Dataset rows
== == ==
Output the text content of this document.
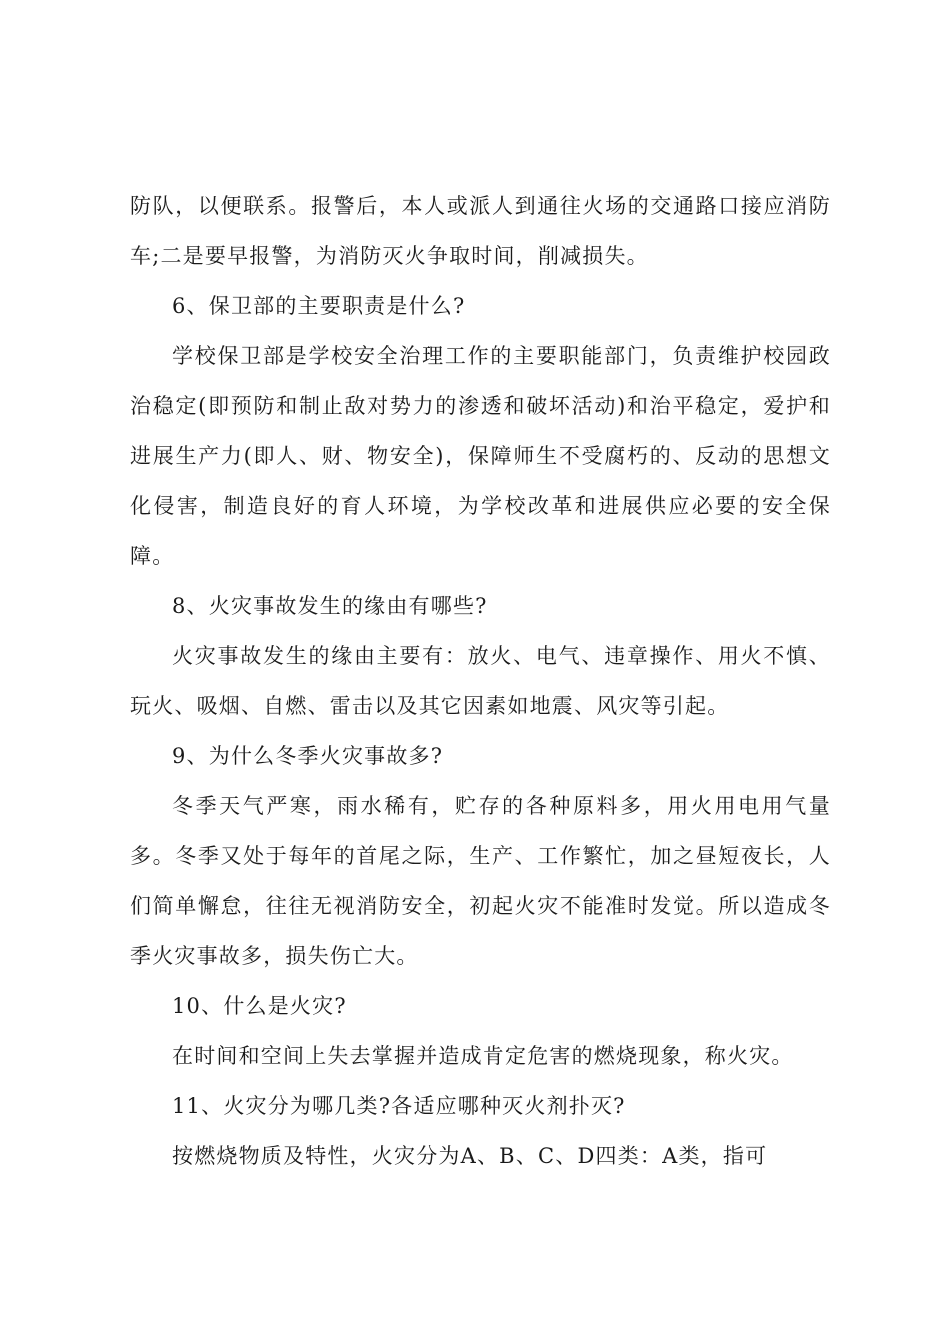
防队，以便联系。报警后，本人或派人到通往火场的交通路口接应消防
车;二是要早报警，为消防灭火争取时间，削减损失。
6、保卫部的主要职责是什么?
学校保卫部是学校安全治理工作的主要职能部门，负责维护校园政
治稳定(即预防和制止敌对势力的渗透和破坏活动)和治平稳定，爱护和
进展生产力(即人、财、物安全)，保障师生不受腐朽的、反动的思想文
化侵害，制造良好的育人环境，为学校改革和进展供应必要的安全保
障。
8、火灾事故发生的缘由有哪些?
火灾事故发生的缘由主要有：放火、电气、违章操作、用火不慎、
玩火、吸烟、自燃、雷击以及其它因素如地震、风灾等引起。
9、为什么冬季火灾事故多?
冬季天气严寒，雨水稀有，贮存的各种原料多，用火用电用气量
多。冬季又处于每年的首尾之际，生产、工作繁忙，加之昼短夜长，人
们简单懈怠，往往无视消防安全，初起火灾不能准时发觉。所以造成冬
季火灾事故多，损失伤亡大。
10、什么是火灾?
在时间和空间上失去掌握并造成肯定危害的燃烧现象，称火灾。
11、火灾分为哪几类?各适应哪种灭火剂扑灭?
按燃烧物质及特性，火灾分为A、B、C、D四类：A类，指可
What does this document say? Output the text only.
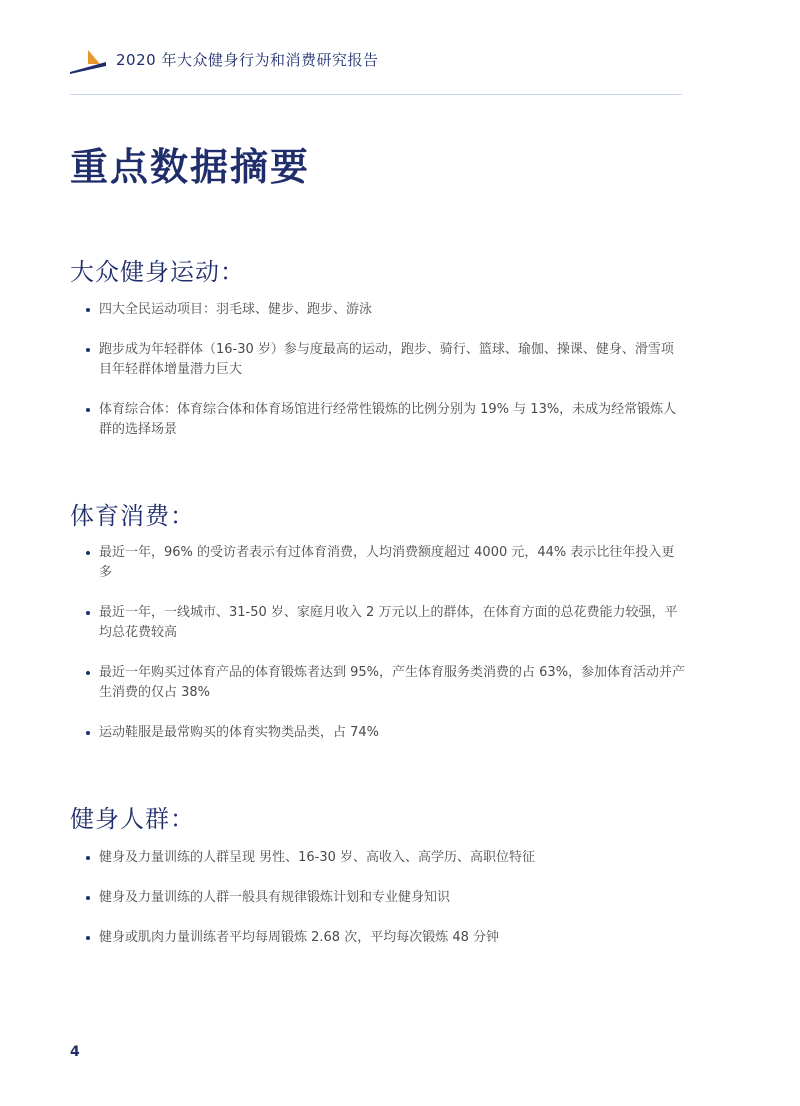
2020 年大众健身行为和消费研究报告
重点数据摘要
大众健身运动：
四大全民运动项目：羽毛球、健步、跑步、游泳
跑步成为年轻群体（16-30 岁）参与度最高的运动，跑步、骑行、篮球、瑜伽、操课、健身、滑雪项目年轻群体增量潜力巨大
体育综合体：体育综合体和体育场馆进行经常性锻炼的比例分别为 19% 与 13%，未成为经常锻炼人群的选择场景
体育消费：
最近一年，96% 的受访者表示有过体育消费，人均消费额度超过 4000 元，44% 表示比往年投入更多
最近一年，一线城市、31-50 岁、家庭月收入 2 万元以上的群体，在体育方面的总花费能力较强，平均总花费较高
最近一年购买过体育产品的体育锻炼者达到 95%，产生体育服务类消费的占 63%，参加体育活动并产生消费的仅占 38%
运动鞋服是最常购买的体育实物类品类，占 74%
健身人群：
健身及力量训练的人群呈现 男性、16-30 岁、高收入、高学历、高职位特征
健身及力量训练的人群一般具有规律锻炼计划和专业健身知识
健身或肌肉力量训练者平均每周锻炼 2.68 次，平均每次锻炼 48 分钟
4
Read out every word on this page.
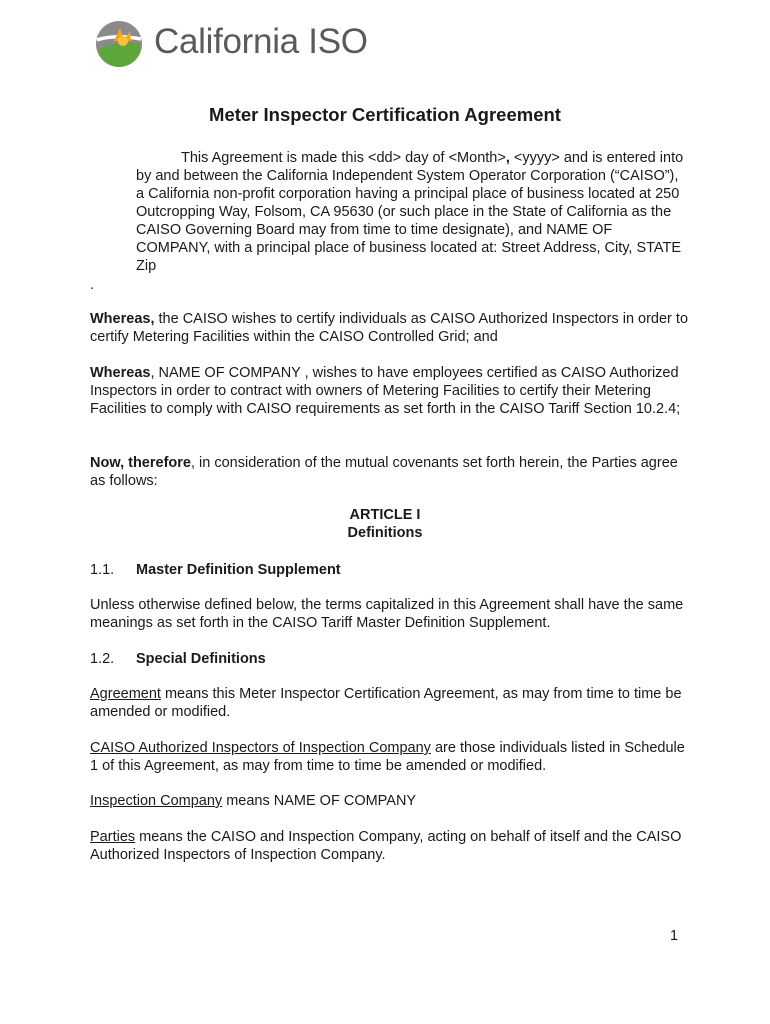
California ISO
Meter Inspector Certification Agreement
This Agreement is made this <dd> day of <Month>, <yyyy> and is entered into by and between the California Independent System Operator Corporation (“CAISO”), a California non-profit corporation having a principal place of business located at 250 Outcropping Way, Folsom, CA 95630 (or such place in the State of California as the CAISO Governing Board may from time to time designate), and NAME OF COMPANY, with a principal place of business located at: Street Address, City, STATE Zip
.
Whereas, the CAISO wishes to certify individuals as CAISO Authorized Inspectors in order to certify Metering Facilities within the CAISO Controlled Grid; and
Whereas, NAME OF COMPANY , wishes to have employees certified as CAISO Authorized Inspectors in order to contract with owners of Metering Facilities to certify their Metering Facilities to comply with CAISO requirements as set forth in the CAISO Tariff Section 10.2.4;
Now, therefore, in consideration of the mutual covenants set forth herein, the Parties agree as follows:
ARTICLE I
Definitions
1.1. Master Definition Supplement
Unless otherwise defined below, the terms capitalized in this Agreement shall have the same meanings as set forth in the CAISO Tariff Master Definition Supplement.
1.2. Special Definitions
Agreement means this Meter Inspector Certification Agreement, as may from time to time be amended or modified.
CAISO Authorized Inspectors of Inspection Company are those individuals listed in Schedule 1 of this Agreement, as may from time to time be amended or modified.
Inspection Company means NAME OF COMPANY
Parties means the CAISO and Inspection Company, acting on behalf of itself and the CAISO Authorized Inspectors of Inspection Company.
1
== == ==
### TASK OBJECTIVE
The records above must be printed exactly; the pictures stay out.

### RESPONSE TO THE TASK
Output the text content of this document.
防队，以便联系。报警后，本人或派人到通往火场的交通路口接应消防
车;二是要早报警，为消防灭火争取时间，削减损失。
6、保卫部的主要职责是什么?
学校保卫部是学校安全治理工作的主要职能部门，负责维护校园政
治稳定(即预防和制止敌对势力的渗透和破坏活动)和治平稳定，爱护和
进展生产力(即人、财、物安全)，保障师生不受腐朽的、反动的思想文
化侵害，制造良好的育人环境，为学校改革和进展供应必要的安全保
障。
8、火灾事故发生的缘由有哪些?
火灾事故发生的缘由主要有：放火、电气、违章操作、用火不慎、
玩火、吸烟、自燃、雷击以及其它因素如地震、风灾等引起。
9、为什么冬季火灾事故多?
冬季天气严寒，雨水稀有，贮存的各种原料多，用火用电用气量
多。冬季又处于每年的首尾之际，生产、工作繁忙，加之昼短夜长，人
们简单懈怠，往往无视消防安全，初起火灾不能准时发觉。所以造成冬
季火灾事故多，损失伤亡大。
10、什么是火灾?
在时间和空间上失去掌握并造成肯定危害的燃烧现象，称火灾。
11、火灾分为哪几类?各适应哪种灭火剂扑灭?
按燃烧物质及特性，火灾分为A、B、C、D四类：A类，指可
What does this document say? Output the text only.
2020 年大众健身行为和消费研究报告
重点数据摘要
大众健身运动：
四大全民运动项目：羽毛球、健步、跑步、游泳
跑步成为年轻群体（16-30 岁）参与度最高的运动，跑步、骑行、篮球、瑜伽、操课、健身、滑雪项目年轻群体增量潜力巨大
体育综合体：体育综合体和体育场馆进行经常性锻炼的比例分别为 19% 与 13%，未成为经常锻炼人群的选择场景
体育消费：
最近一年，96% 的受访者表示有过体育消费，人均消费额度超过 4000 元，44% 表示比往年投入更多
最近一年，一线城市、31-50 岁、家庭月收入 2 万元以上的群体，在体育方面的总花费能力较强，平均总花费较高
最近一年购买过体育产品的体育锻炼者达到 95%，产生体育服务类消费的占 63%，参加体育活动并产生消费的仅占 38%
运动鞋服是最常购买的体育实物类品类，占 74%
健身人群：
健身及力量训练的人群呈现 男性、16-30 岁、高收入、高学历、高职位特征
健身及力量训练的人群一般具有规律锻炼计划和专业健身知识
健身或肌肉力量训练者平均每周锻炼 2.68 次，平均每次锻炼 48 分钟
4
Read out every word on this page.
California ISO
Meter Inspector Certification Agreement
This Agreement is made this <dd> day of <Month>, <yyyy> and is entered into by and between the California Independent System Operator Corporation (“CAISO”), a California non-profit corporation having a principal place of business located at 250 Outcropping Way, Folsom, CA 95630 (or such place in the State of California as the CAISO Governing Board may from time to time designate), and NAME OF COMPANY, with a principal place of business located at: Street Address, City, STATE Zip
.
Whereas, the CAISO wishes to certify individuals as CAISO Authorized Inspectors in order to certify Metering Facilities within the CAISO Controlled Grid; and
Whereas, NAME OF COMPANY , wishes to have employees certified as CAISO Authorized Inspectors in order to contract with owners of Metering Facilities to certify their Metering Facilities to comply with CAISO requirements as set forth in the CAISO Tariff Section 10.2.4;
Now, therefore, in consideration of the mutual covenants set forth herein, the Parties agree as follows:
ARTICLE I
Definitions
1.1. Master Definition Supplement
Unless otherwise defined below, the terms capitalized in this Agreement shall have the same meanings as set forth in the CAISO Tariff Master Definition Supplement.
1.2. Special Definitions
Agreement means this Meter Inspector Certification Agreement, as may from time to time be amended or modified.
CAISO Authorized Inspectors of Inspection Company are those individuals listed in Schedule 1 of this Agreement, as may from time to time be amended or modified.
Inspection Company means NAME OF COMPANY
Parties means the CAISO and Inspection Company, acting on behalf of itself and the CAISO Authorized Inspectors of Inspection Company.
1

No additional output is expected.